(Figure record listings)

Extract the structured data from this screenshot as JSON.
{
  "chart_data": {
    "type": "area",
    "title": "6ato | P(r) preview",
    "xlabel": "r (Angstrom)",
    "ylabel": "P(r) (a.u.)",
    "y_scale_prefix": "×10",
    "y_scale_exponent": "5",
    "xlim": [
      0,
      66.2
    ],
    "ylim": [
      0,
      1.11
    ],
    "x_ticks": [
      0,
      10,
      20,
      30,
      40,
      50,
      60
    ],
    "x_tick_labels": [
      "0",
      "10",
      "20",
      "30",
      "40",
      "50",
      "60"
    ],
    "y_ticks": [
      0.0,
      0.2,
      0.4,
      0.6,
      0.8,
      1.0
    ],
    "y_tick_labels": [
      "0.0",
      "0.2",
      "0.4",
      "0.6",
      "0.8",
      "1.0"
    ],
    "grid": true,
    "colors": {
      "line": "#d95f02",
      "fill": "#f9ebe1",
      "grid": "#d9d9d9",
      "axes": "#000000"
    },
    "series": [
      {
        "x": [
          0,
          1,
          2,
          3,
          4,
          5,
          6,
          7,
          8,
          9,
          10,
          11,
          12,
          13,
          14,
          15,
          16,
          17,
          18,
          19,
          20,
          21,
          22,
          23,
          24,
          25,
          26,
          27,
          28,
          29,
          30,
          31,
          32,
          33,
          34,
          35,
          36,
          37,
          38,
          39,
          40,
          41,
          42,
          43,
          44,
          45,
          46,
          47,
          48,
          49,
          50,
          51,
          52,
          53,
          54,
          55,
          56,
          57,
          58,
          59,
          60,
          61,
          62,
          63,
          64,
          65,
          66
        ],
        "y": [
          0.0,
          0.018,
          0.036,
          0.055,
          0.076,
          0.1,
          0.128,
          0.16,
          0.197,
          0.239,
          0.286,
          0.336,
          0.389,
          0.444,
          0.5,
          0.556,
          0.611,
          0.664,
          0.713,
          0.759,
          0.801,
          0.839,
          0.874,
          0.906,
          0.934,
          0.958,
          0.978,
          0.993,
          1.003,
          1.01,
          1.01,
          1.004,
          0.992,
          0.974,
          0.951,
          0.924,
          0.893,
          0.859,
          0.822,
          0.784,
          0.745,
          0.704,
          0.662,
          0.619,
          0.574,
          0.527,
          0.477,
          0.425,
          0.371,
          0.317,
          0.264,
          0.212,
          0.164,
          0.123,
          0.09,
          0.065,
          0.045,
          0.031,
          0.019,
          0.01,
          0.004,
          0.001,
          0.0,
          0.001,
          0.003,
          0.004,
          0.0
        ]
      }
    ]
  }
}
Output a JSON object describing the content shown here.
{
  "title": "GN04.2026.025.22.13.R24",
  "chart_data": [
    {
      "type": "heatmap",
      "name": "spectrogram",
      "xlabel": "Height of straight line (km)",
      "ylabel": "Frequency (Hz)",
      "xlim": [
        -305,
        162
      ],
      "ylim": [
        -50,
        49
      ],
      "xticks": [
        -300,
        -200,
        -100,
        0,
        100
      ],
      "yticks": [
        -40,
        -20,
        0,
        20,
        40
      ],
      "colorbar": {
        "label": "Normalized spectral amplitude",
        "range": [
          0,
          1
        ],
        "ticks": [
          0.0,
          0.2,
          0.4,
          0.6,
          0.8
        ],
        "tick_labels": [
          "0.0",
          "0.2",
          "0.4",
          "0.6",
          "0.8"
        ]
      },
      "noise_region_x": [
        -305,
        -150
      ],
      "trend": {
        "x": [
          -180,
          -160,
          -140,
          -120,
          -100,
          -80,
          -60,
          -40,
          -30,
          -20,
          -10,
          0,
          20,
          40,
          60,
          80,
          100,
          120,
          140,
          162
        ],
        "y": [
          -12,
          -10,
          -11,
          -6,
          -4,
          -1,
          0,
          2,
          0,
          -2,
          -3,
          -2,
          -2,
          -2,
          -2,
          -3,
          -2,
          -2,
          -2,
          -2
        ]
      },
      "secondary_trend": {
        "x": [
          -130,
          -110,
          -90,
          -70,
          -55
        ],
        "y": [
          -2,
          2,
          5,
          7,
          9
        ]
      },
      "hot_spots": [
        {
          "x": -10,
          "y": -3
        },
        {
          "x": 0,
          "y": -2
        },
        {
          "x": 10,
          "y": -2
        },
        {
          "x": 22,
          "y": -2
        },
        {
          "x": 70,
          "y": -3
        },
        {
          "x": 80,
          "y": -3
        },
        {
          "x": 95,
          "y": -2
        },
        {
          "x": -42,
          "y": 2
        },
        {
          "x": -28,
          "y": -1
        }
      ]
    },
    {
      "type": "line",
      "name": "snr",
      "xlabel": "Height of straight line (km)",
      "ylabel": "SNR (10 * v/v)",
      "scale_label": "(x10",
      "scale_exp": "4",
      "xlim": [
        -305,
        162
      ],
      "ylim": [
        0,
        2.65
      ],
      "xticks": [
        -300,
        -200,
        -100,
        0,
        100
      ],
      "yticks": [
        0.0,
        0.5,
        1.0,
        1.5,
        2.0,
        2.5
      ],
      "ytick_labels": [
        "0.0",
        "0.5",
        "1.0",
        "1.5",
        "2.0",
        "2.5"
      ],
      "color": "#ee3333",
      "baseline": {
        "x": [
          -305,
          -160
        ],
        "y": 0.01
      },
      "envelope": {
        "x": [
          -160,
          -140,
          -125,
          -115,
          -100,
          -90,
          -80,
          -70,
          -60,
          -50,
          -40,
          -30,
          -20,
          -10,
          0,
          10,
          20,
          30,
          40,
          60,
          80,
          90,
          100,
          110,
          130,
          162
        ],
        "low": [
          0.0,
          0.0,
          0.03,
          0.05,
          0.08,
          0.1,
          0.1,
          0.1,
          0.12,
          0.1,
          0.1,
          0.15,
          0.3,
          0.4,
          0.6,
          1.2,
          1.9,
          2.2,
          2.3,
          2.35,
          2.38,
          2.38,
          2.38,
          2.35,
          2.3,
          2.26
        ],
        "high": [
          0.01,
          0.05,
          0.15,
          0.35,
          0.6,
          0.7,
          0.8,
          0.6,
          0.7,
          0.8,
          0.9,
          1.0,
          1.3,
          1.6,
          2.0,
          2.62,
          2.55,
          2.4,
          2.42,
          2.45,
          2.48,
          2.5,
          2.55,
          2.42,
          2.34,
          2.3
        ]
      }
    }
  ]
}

* What you are asked to do *
Select all lines in the listing above where the word "JSON" appears, and show them.

* Reply to the exercise *
Extract the structured data from this screenshot as JSON.
Output a JSON object describing the content shown here.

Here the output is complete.